(ASSIGNMENT):
Retype exactly the lines from the line with "Read this page and output its text content." to the end of the data, keeping both boundary lines.

GIVEN RECORDS below:

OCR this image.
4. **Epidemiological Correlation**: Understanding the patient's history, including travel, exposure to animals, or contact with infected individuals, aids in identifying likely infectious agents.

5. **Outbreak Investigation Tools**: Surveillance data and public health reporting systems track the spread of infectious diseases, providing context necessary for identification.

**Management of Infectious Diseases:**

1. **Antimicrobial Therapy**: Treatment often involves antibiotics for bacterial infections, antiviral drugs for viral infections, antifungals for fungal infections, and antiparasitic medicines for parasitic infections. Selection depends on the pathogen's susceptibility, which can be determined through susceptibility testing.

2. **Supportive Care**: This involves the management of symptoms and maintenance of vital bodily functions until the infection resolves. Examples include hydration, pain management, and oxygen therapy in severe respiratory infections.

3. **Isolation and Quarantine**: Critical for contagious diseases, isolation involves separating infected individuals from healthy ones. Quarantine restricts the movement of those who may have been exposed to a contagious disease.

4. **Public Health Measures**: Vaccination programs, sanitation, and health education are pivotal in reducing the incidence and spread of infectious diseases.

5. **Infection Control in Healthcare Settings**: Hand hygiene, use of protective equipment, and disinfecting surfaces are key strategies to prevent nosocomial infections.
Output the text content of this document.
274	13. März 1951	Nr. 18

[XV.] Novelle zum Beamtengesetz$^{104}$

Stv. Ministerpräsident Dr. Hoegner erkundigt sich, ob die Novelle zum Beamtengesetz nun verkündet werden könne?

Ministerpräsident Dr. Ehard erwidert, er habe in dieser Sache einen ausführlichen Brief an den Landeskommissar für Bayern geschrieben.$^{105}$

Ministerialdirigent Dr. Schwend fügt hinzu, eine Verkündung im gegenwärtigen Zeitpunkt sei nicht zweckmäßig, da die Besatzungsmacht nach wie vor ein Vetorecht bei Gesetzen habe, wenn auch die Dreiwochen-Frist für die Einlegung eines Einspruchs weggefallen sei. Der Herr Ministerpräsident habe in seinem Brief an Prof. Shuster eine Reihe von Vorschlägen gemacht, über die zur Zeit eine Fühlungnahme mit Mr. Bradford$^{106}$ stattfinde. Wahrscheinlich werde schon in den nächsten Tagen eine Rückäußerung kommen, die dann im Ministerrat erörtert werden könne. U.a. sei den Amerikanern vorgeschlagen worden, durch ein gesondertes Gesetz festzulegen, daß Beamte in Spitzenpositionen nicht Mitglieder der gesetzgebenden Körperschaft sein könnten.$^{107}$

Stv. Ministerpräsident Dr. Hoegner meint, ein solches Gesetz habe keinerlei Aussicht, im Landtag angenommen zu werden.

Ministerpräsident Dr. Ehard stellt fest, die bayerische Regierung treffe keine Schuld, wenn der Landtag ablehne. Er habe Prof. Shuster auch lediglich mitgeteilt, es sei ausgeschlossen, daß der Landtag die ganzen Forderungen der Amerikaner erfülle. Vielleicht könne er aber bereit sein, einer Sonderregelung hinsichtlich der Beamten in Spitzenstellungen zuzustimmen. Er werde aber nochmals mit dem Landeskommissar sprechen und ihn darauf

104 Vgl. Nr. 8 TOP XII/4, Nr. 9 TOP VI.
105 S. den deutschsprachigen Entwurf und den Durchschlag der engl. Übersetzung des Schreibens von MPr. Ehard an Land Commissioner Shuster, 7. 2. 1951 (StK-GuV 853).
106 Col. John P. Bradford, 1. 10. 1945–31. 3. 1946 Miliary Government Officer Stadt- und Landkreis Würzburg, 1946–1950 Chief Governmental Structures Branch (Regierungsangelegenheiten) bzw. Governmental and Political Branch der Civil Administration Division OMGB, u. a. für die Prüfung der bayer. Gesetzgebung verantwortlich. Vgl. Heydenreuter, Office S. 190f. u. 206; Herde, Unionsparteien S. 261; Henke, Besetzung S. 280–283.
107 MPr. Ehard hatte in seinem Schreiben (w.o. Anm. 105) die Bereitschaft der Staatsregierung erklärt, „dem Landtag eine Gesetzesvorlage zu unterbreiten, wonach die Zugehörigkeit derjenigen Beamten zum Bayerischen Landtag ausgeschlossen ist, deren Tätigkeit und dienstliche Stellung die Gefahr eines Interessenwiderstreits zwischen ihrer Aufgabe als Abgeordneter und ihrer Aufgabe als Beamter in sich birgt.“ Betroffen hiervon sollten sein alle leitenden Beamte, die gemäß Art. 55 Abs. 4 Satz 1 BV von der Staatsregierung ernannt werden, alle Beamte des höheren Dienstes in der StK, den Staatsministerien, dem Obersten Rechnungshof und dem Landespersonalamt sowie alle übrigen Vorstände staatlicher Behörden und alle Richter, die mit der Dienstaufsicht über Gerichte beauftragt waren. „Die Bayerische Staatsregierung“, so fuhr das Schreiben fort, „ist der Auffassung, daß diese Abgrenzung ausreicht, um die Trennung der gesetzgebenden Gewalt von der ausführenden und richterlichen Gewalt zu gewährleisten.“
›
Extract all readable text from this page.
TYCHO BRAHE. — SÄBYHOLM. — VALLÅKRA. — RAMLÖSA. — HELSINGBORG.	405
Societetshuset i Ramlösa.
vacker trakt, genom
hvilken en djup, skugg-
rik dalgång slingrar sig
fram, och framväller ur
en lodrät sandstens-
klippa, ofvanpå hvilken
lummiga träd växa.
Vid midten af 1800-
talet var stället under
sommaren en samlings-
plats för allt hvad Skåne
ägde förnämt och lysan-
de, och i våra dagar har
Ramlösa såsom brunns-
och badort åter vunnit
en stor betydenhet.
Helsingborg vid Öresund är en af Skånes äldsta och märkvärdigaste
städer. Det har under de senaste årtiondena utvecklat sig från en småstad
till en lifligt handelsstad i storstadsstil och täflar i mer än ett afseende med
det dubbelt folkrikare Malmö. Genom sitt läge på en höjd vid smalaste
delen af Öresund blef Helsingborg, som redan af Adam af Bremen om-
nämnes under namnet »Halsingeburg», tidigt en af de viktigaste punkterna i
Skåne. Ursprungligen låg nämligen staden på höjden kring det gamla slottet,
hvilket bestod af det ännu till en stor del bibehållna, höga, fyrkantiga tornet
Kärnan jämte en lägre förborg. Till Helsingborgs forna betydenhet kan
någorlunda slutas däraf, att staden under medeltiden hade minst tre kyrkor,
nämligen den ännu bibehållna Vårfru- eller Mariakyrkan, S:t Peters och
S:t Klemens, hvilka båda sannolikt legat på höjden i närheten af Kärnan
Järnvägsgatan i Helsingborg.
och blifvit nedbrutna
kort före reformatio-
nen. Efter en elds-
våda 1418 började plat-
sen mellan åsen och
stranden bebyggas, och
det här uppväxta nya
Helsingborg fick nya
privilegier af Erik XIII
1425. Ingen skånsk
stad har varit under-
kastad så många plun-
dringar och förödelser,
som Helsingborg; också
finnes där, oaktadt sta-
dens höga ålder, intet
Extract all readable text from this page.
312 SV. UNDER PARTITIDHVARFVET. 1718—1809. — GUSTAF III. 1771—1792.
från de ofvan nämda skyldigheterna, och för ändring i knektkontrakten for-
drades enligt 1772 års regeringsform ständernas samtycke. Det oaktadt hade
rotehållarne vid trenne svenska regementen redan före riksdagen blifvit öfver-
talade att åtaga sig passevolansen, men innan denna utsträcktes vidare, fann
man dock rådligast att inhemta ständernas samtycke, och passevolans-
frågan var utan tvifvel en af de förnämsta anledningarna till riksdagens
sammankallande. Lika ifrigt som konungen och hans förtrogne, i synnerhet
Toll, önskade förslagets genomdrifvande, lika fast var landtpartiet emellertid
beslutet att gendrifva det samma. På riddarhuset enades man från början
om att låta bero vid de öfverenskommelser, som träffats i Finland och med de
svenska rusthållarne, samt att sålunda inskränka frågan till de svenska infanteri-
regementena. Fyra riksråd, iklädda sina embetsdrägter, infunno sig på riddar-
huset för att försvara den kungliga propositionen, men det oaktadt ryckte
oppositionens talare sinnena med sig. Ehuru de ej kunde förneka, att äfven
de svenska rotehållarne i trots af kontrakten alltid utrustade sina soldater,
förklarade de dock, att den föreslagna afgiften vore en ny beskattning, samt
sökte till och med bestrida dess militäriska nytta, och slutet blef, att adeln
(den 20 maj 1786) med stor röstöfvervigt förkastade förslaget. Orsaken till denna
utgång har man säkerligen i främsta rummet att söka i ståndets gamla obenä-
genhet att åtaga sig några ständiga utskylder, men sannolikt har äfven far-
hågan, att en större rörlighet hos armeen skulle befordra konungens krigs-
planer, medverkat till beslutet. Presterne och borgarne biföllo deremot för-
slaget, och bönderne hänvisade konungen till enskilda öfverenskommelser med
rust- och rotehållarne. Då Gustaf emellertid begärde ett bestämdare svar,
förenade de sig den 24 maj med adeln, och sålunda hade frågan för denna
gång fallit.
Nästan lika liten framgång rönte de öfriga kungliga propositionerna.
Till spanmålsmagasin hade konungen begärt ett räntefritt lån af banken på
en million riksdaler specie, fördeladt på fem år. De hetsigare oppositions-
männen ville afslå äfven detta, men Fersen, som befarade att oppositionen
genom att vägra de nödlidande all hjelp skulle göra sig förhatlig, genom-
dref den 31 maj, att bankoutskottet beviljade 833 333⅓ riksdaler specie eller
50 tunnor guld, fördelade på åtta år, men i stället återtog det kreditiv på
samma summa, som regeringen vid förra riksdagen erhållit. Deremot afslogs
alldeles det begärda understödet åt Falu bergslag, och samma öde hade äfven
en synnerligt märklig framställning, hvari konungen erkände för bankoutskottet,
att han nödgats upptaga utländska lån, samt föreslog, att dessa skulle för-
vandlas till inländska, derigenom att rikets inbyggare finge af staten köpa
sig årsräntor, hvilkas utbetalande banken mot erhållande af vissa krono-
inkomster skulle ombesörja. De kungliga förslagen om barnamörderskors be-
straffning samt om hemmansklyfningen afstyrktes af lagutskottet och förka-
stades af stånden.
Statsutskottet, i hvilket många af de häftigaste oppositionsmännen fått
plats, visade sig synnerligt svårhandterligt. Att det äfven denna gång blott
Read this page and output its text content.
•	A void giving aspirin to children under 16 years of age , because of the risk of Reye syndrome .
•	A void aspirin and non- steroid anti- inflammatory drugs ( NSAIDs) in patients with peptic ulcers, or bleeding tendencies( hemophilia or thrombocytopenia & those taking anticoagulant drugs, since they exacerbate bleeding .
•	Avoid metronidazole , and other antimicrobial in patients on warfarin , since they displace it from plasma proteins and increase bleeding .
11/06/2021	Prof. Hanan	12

End of GIVEN RECORDS.

(EXERCISE RESPONSE):
Read this page and output its text content.
•	A void giving aspirin to children under 16 years of age , because of the risk of Reye syndrome .
•	A void aspirin and non- steroid anti- inflammatory drugs ( NSAIDs) in patients with peptic ulcers, or bleeding tendencies( hemophilia or thrombocytopenia & those taking anticoagulant drugs, since they exacerbate bleeding .
•	Avoid metronidazole , and other antimicrobial in patients on warfarin , since they displace it from plasma proteins and increase bleeding .
11/06/2021	Prof. Hanan	12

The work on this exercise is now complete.